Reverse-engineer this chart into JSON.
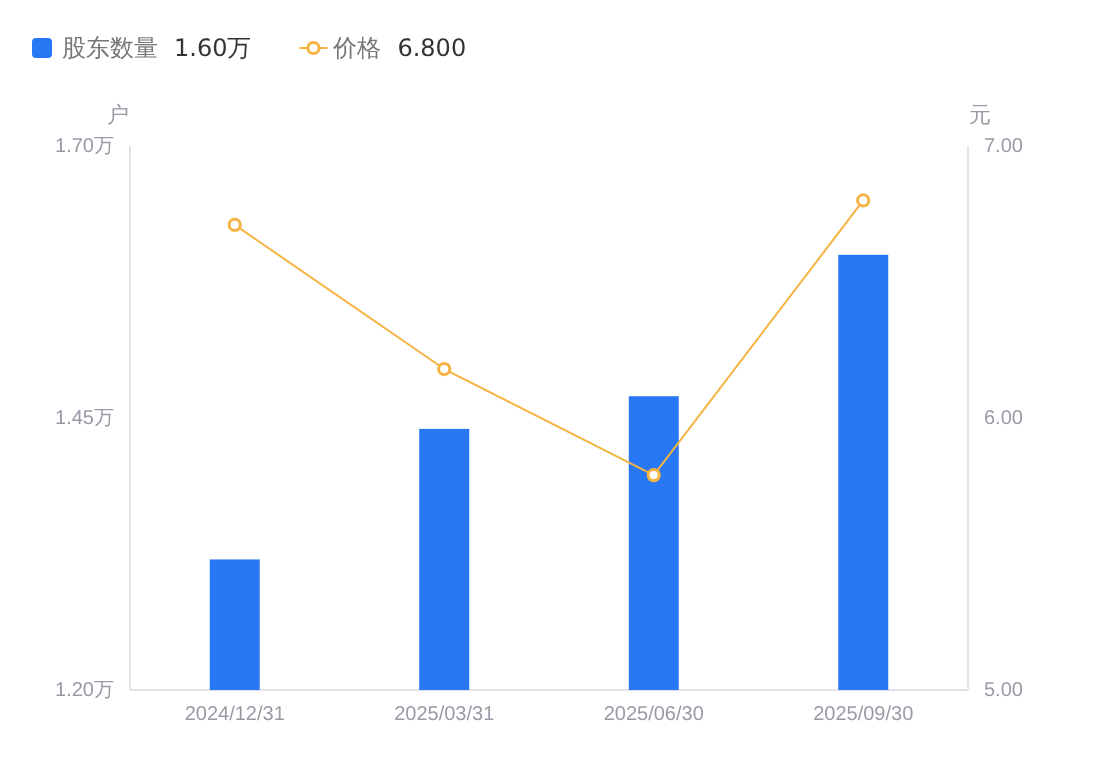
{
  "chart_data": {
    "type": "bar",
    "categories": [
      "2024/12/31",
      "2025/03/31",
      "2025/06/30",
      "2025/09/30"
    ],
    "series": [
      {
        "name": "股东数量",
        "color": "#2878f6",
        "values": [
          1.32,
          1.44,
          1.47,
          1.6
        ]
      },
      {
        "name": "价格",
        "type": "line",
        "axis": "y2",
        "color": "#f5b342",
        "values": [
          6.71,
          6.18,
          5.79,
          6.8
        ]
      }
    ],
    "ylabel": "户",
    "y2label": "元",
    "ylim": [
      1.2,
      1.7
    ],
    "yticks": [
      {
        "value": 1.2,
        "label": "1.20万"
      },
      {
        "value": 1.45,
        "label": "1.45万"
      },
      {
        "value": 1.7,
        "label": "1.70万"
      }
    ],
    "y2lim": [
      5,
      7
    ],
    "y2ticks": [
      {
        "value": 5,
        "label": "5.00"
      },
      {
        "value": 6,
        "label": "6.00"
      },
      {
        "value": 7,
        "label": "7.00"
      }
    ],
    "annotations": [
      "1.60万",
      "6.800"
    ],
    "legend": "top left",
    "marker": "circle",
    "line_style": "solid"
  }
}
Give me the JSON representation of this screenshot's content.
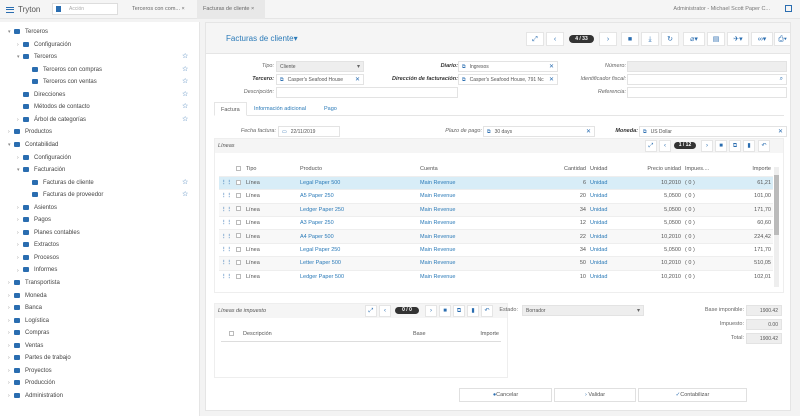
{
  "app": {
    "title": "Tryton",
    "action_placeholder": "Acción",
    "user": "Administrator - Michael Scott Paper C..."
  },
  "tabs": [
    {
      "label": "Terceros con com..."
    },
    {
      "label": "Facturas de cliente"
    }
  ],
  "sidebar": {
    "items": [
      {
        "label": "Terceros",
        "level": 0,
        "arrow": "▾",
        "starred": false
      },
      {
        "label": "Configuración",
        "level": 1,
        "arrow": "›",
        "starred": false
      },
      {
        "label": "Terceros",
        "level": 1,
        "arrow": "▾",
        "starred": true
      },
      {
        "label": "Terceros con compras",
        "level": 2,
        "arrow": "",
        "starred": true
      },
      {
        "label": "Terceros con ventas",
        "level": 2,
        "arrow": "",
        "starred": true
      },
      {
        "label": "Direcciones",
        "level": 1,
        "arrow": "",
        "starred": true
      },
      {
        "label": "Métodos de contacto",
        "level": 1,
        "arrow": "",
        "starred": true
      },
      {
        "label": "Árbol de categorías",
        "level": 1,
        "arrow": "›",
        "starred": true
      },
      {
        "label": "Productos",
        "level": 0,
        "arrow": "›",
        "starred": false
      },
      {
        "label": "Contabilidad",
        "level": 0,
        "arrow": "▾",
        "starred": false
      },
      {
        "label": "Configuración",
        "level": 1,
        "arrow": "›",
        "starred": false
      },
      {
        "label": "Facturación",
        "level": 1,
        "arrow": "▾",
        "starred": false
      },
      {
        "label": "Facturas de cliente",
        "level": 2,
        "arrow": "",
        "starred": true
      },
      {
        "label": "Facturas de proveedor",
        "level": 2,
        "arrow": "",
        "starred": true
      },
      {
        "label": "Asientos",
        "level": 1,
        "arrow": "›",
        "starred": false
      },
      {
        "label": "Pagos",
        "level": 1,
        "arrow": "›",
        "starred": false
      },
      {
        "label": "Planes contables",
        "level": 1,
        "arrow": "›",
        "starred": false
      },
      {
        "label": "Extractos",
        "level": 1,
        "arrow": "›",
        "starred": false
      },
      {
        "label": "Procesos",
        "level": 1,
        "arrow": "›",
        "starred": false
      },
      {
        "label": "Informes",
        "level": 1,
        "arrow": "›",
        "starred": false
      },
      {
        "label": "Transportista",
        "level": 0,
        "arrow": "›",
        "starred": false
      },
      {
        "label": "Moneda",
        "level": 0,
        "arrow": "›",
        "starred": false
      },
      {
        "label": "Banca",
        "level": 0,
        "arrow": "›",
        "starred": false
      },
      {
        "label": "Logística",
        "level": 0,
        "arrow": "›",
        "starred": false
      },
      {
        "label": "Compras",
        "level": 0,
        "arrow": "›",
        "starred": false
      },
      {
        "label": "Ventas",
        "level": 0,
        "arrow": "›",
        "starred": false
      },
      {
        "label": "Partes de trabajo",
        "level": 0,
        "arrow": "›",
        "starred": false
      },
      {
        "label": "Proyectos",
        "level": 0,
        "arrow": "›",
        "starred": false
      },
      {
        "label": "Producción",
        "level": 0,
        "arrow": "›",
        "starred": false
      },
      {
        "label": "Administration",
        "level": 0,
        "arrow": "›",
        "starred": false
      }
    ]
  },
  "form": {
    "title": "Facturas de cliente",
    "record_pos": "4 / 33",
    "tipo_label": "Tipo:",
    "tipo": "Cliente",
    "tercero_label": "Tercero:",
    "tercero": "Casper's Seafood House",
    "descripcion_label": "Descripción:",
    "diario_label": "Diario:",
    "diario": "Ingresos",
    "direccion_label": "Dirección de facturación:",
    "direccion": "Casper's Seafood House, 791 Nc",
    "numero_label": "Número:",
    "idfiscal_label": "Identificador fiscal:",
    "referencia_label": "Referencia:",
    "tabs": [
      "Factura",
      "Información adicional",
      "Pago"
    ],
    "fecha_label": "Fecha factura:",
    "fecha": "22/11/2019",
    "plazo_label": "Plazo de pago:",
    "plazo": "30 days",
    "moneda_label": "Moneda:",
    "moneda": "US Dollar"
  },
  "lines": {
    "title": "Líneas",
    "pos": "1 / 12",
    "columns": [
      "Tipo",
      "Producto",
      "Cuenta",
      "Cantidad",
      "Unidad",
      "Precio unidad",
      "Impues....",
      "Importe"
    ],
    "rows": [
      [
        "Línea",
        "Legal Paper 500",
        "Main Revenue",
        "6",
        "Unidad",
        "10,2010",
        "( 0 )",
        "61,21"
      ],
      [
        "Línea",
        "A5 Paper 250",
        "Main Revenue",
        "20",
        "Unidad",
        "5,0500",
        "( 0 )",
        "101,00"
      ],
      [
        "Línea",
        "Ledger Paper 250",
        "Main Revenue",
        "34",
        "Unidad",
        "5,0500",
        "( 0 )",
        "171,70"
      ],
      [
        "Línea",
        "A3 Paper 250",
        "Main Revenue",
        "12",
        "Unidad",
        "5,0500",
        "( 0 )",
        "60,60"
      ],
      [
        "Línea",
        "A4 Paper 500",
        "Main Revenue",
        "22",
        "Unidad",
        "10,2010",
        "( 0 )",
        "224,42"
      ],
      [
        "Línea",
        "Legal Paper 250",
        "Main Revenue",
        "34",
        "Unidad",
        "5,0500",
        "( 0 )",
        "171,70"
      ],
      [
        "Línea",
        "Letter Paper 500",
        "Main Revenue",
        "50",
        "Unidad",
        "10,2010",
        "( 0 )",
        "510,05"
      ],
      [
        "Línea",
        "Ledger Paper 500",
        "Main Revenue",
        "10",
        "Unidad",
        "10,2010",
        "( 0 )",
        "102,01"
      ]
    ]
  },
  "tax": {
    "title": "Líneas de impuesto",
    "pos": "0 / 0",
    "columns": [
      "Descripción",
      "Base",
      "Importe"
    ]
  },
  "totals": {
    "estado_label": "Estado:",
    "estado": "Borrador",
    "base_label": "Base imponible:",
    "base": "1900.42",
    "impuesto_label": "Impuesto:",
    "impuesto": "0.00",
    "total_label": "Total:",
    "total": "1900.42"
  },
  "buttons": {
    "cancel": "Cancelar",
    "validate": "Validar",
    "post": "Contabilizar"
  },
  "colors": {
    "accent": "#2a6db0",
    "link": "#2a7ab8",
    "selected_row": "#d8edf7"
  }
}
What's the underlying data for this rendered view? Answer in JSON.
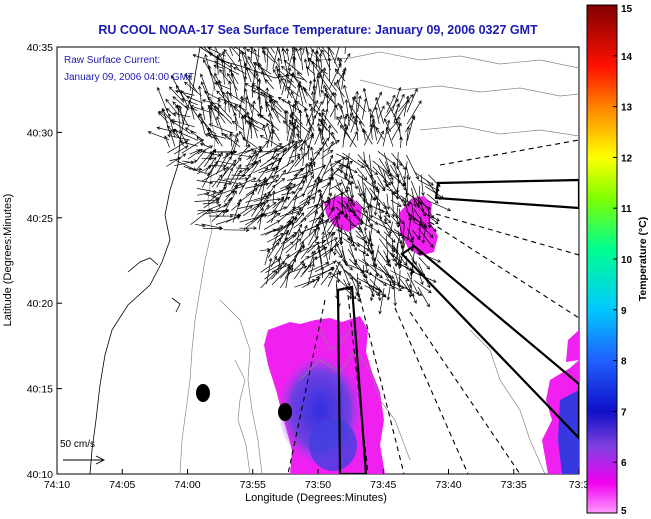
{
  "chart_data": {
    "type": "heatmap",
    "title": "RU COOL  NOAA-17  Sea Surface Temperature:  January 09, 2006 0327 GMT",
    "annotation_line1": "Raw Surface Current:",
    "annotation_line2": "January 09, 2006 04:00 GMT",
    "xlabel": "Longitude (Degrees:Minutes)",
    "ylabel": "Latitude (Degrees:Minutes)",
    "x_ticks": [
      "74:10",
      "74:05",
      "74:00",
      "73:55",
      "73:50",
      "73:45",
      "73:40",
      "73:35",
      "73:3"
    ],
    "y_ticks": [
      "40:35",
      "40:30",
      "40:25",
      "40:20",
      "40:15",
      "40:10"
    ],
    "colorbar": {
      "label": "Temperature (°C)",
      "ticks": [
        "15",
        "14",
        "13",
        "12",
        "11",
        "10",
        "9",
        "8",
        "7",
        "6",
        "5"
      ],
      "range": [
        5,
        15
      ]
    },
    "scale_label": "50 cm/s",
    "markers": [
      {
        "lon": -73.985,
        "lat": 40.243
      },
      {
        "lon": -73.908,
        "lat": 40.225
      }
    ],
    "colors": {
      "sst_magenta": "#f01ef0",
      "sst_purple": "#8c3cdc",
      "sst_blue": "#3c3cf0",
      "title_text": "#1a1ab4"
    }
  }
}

## What is required
Using the listing above, show each line holding the string "this".

## Reply to the task
Reverse-engineer this chart into JSON.
Give me the JSON representation of this screenshot's content.
What's the underlying data for this rendered view? Answer in JSON.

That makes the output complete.